Task to complete>
Using the data below, copy every line that contains the word "Figure".

Record set>
★ ★ ★ ★

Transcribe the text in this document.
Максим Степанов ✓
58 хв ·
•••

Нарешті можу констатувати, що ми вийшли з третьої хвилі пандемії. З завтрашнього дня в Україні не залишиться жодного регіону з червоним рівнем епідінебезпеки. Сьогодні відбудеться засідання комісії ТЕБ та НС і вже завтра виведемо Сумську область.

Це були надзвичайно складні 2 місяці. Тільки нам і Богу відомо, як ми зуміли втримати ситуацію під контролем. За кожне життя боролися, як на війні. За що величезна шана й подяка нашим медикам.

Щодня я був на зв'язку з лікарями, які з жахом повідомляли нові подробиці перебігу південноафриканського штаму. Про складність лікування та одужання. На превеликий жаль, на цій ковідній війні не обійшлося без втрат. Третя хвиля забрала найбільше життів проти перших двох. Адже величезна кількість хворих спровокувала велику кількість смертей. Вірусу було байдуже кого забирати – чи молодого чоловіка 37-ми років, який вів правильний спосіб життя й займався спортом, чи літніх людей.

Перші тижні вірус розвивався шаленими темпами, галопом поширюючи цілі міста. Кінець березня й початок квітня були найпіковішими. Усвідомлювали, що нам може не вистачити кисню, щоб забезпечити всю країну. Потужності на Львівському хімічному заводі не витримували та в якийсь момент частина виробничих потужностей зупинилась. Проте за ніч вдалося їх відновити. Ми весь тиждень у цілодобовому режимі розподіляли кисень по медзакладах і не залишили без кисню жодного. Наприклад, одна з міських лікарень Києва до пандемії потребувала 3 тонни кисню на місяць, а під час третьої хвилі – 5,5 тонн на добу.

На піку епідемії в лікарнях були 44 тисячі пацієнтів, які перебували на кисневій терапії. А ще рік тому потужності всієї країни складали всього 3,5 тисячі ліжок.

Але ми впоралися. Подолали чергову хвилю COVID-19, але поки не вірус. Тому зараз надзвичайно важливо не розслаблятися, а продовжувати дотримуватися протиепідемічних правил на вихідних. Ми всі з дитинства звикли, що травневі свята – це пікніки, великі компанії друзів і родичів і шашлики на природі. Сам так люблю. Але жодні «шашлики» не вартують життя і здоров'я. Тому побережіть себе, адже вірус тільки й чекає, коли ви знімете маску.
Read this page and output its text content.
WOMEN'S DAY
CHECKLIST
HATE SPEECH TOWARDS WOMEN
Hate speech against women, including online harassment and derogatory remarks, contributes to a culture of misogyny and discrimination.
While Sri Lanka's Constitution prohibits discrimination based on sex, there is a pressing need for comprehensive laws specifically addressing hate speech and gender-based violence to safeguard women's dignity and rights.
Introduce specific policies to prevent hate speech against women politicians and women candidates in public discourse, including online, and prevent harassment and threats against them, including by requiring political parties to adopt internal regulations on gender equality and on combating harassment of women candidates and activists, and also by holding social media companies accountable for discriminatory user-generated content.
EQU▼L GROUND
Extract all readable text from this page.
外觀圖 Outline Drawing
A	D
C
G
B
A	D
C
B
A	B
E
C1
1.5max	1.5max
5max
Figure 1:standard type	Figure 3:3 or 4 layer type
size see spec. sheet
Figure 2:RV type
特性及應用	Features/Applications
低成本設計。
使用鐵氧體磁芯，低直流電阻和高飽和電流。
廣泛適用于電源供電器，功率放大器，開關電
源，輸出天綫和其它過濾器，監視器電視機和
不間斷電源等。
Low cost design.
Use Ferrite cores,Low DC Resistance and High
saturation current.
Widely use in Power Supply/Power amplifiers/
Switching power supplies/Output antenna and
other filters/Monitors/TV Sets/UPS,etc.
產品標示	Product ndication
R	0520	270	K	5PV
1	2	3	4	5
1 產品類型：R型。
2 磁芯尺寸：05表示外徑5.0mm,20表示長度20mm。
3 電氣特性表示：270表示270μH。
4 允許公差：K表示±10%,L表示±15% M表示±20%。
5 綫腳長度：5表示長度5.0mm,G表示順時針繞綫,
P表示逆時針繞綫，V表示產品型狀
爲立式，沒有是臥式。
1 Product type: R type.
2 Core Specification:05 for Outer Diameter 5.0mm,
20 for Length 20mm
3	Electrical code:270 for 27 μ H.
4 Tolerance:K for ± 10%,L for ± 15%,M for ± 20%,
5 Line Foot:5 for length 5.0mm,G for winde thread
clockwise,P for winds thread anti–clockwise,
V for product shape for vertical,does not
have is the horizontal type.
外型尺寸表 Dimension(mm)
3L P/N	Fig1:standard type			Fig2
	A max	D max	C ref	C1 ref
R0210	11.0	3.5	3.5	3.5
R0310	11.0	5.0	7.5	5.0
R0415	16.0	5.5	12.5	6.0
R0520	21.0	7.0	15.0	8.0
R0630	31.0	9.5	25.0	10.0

★ ★ ★ ★

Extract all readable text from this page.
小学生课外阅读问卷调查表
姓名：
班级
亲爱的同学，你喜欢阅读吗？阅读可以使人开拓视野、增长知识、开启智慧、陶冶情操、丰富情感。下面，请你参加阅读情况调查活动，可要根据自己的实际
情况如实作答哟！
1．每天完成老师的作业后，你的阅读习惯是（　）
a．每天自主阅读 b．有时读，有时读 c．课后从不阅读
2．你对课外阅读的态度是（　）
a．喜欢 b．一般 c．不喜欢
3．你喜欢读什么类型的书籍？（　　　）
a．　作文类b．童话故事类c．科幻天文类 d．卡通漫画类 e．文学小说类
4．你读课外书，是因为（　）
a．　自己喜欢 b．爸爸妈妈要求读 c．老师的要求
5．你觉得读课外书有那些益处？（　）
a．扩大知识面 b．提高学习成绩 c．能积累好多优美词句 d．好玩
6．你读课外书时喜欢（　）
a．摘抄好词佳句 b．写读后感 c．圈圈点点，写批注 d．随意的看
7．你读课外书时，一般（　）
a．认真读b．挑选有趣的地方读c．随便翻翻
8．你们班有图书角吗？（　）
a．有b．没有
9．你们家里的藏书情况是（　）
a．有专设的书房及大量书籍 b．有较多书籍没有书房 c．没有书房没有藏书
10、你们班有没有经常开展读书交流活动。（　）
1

★ ★ ★ ★

Written reply>
Figure 1:standard type	Figure 3:3 or 4 layer type
Figure 2:RV type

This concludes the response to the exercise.